» **Trecho apresentado**
------------------------

O poeta carioca julga que a poesia acabou por aportar em “terra alheia”,
decerto porque o Modernismo fez terra arrasada do programa parnasiano a que ele
tanto se devotara, com as suas regras de rigor estético, perfeição das formas,
impessoalidade e valorização da cultura clássica – a arte pela arte, em suma –,
passando a se postular o acesso ao Olimpo, agora, por um método mais liberado
de amarras.
A poesia, assim, seria a “última deusa” que restou nos páramos das artes.
E que deusa! A descrição que Alberto nos oferece no primeiro terceto do soneto desperta
facilmente os sentidos, pois dela pode-se ouvir o marulhar do “ouro tinto”,
vertendo-se em “cachoeiras” sobre o colo da deusa – embora se trate, de fato,
de uma metáfora aos seus longos cabelos ondulados –, em conjugação com outras
impressões visuais, atinentes aos efeitos de luz e cor.
J.A.R. – H.C.
Alberto de Oliveira
(1857-1937)
Última Deusa
Foram-se os deuses,
foram-se, em verdade;
Mas das deusas alguma
existe, alguma
Que tem teu ar, a tua
majestade,
Teu porte e aspecto,
que és tu mesma, em suma.

------------------------

» **Lista de tarefas**
**a)** De acordo com o trecho apresentado, a que se refere, de fato, a metáfora do “ouro tinto” que se verte em “cachoeiras” sobre o colo da deusa?
**b)** Reproduza fielmente a passagem do trecho apresentado que se inicia nas palavras “O poeta carioca” e se encerra após as palavras “páramos das artes.”.

» **Linhas fornecidas**
------------------------

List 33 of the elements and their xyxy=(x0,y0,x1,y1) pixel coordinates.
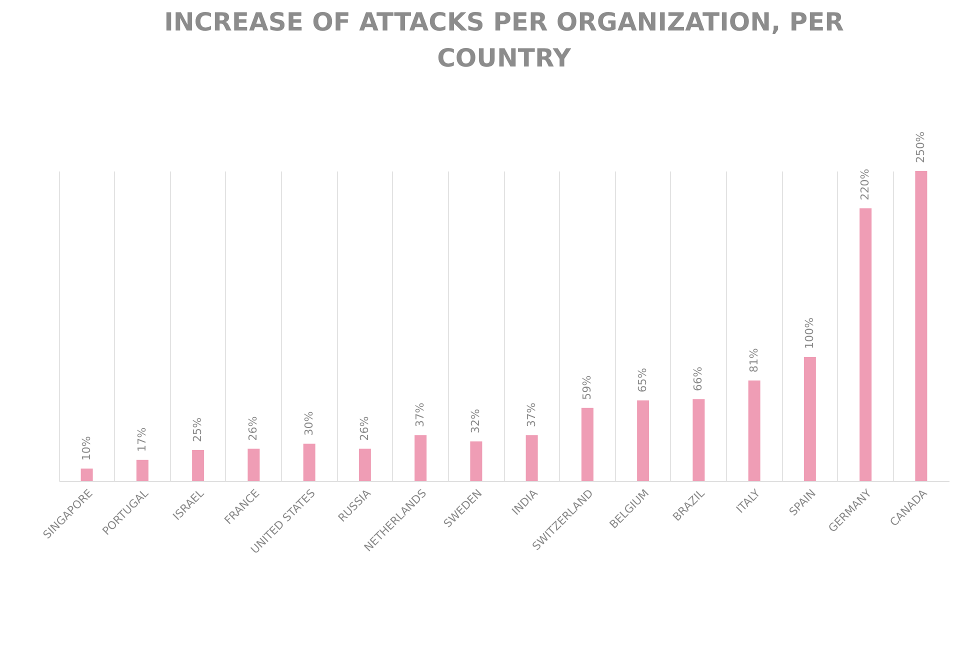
data-label: 26% xyxy=(246,416,260,441)
data-label: 66% xyxy=(692,366,705,392)
bar xyxy=(248,448,260,481)
bar xyxy=(915,171,928,481)
bar xyxy=(748,380,760,481)
data-label: 26% xyxy=(358,416,371,441)
data-label: 81% xyxy=(747,348,760,373)
bar xyxy=(581,408,594,481)
data-label: 37% xyxy=(524,402,538,428)
bar xyxy=(637,400,650,481)
bar xyxy=(358,448,371,481)
chart-title: INCREASE OF ATTACKS PER ORGANIZATION, PER COUNTRY xyxy=(164,8,844,73)
bar xyxy=(136,460,148,481)
data-label: 100% xyxy=(802,318,816,349)
bar xyxy=(303,444,316,481)
bar xyxy=(692,399,705,481)
bar xyxy=(860,208,872,481)
bar xyxy=(414,435,427,481)
bar xyxy=(192,450,204,481)
data-label: 32% xyxy=(469,408,482,434)
data-label: 17% xyxy=(135,427,148,452)
data-label: 10% xyxy=(80,436,93,461)
data-label: 220% xyxy=(858,168,872,200)
data-label: 59% xyxy=(580,375,594,400)
data-label: 250% xyxy=(914,132,928,163)
data-label: 37% xyxy=(414,402,427,428)
bar xyxy=(804,357,816,481)
data-label: 65% xyxy=(636,368,650,392)
data-label: 30% xyxy=(302,411,316,436)
data-label: 25% xyxy=(191,418,204,442)
bar xyxy=(526,435,538,481)
bar xyxy=(80,468,93,481)
bar xyxy=(470,441,482,481)
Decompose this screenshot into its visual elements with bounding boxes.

------------------------

» **Em resposta**
**a)** Aos longos cabelos ondulados da deusa.

**b)**
O poeta carioca julga que a poesia acabou por aportar em “terra alheia”,
decerto porque o Modernismo fez terra arrasada do programa parnasiano a que ele
tanto se devotara, com as suas regras de rigor estético, perfeição das formas,
impessoalidade e valorização da cultura clássica – a arte pela arte, em suma –,
passando a se postular o acesso ao Olimpo, agora, por um método mais liberado
de amarras.
A poesia, assim, seria a “última deusa” que restou nos páramos das artes.